Aim: Where does the string "mother" appear in the records? Copy every line that contains it.

[Part of a data file]
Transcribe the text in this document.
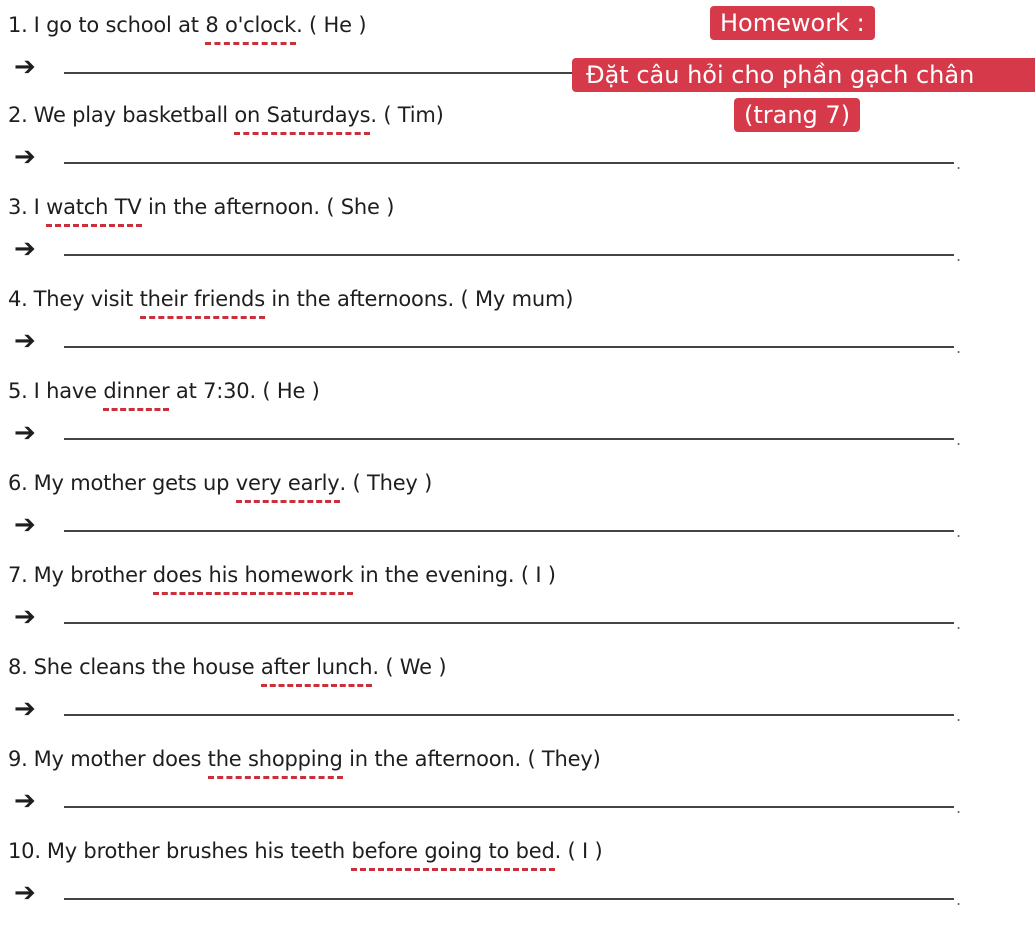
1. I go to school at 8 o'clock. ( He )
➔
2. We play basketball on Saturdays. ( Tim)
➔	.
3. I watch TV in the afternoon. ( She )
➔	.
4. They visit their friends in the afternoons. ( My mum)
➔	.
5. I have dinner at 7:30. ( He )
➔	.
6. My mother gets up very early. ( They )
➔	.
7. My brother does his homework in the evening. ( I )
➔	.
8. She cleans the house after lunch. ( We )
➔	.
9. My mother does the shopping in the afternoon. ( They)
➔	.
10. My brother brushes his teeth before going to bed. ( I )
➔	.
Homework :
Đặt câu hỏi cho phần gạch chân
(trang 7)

* * *

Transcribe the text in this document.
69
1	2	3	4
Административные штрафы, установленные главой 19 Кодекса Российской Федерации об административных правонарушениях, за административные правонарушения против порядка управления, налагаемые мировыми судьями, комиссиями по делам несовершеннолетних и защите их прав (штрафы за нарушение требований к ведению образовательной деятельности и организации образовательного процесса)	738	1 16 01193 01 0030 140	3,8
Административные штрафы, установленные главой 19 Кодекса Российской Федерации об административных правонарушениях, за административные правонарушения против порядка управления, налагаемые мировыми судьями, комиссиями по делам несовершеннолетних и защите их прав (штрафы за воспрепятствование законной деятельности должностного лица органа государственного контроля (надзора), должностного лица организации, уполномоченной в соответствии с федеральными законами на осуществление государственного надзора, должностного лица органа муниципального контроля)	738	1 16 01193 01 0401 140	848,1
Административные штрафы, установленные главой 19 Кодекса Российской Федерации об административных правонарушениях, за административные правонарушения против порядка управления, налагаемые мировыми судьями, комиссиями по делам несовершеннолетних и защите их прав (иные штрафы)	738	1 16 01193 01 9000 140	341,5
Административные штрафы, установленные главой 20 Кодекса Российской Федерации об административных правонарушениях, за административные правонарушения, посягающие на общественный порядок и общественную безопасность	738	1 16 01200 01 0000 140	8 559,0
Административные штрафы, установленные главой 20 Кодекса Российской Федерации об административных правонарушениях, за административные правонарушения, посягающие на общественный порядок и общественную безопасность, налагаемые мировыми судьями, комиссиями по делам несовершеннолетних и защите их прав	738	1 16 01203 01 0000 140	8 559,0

Correct answer:
6. My mother gets up very early. ( They )
9. My mother does the shopping in the afternoon. ( They)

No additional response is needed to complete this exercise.